• _Aim_
Copy out each line that mentions the word "this".

• _Dataset content_
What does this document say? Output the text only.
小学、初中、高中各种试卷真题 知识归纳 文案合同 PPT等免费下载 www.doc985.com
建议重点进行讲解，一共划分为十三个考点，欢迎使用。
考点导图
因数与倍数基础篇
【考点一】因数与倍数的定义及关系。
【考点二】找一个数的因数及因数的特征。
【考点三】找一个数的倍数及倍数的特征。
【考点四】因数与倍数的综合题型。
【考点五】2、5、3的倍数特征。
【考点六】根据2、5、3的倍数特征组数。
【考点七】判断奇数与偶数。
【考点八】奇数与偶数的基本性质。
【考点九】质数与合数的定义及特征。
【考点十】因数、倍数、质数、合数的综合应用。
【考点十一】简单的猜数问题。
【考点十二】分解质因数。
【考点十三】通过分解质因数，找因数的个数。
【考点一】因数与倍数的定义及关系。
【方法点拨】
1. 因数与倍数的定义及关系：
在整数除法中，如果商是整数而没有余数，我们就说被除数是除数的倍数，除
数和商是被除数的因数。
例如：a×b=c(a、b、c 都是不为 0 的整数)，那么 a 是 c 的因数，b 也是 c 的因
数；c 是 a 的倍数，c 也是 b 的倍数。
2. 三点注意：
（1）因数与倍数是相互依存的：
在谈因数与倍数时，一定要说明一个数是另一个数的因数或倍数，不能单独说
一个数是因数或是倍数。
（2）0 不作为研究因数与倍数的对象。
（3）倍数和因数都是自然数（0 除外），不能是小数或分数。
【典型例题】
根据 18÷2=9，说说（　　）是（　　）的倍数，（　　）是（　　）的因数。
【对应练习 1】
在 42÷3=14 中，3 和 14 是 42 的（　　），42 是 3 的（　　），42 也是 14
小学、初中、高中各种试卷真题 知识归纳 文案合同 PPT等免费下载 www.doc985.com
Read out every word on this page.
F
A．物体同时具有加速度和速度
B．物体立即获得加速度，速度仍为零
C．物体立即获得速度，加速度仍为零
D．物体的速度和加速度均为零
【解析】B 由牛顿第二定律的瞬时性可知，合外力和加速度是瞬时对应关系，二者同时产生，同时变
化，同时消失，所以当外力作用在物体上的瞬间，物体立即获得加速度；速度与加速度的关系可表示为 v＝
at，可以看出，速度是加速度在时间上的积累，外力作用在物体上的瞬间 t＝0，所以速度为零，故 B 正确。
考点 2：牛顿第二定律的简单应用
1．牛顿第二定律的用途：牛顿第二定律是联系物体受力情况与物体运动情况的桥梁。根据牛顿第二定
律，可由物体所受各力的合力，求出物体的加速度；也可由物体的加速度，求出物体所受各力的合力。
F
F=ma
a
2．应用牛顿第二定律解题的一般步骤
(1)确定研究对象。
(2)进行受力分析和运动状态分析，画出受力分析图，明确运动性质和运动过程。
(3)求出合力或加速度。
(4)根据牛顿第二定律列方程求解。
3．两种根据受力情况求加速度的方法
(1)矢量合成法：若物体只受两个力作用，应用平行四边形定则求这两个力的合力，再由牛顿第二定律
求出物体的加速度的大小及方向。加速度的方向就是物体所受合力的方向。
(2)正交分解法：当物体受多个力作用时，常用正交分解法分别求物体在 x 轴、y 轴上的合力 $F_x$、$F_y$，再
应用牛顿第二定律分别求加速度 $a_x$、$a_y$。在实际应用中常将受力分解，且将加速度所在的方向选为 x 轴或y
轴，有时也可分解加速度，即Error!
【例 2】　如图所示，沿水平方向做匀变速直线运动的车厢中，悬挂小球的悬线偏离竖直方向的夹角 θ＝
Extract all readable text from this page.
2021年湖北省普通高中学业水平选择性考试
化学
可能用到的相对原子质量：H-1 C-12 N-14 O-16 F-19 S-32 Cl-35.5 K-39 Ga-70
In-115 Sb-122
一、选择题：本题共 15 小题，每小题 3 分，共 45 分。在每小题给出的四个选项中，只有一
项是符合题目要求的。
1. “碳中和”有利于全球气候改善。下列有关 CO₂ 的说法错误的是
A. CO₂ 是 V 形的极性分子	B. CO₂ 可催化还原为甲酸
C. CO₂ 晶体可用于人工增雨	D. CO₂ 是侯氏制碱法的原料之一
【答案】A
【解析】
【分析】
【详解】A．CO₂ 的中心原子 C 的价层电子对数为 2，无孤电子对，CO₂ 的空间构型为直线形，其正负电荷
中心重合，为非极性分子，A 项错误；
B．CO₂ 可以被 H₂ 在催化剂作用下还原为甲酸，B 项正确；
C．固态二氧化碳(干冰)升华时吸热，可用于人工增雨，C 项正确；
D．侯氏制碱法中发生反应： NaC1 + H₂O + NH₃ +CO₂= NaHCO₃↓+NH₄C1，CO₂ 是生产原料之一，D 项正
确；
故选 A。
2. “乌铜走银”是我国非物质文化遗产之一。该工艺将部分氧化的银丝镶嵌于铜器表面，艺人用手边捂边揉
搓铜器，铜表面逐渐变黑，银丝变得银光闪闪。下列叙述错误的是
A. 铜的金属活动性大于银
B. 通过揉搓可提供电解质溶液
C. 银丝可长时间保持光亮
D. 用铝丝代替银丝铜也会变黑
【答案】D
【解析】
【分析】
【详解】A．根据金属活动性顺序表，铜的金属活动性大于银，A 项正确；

• _Written solution_
What does this document say? Output the text only.
Read out every word on this page.
Extract all readable text from this page.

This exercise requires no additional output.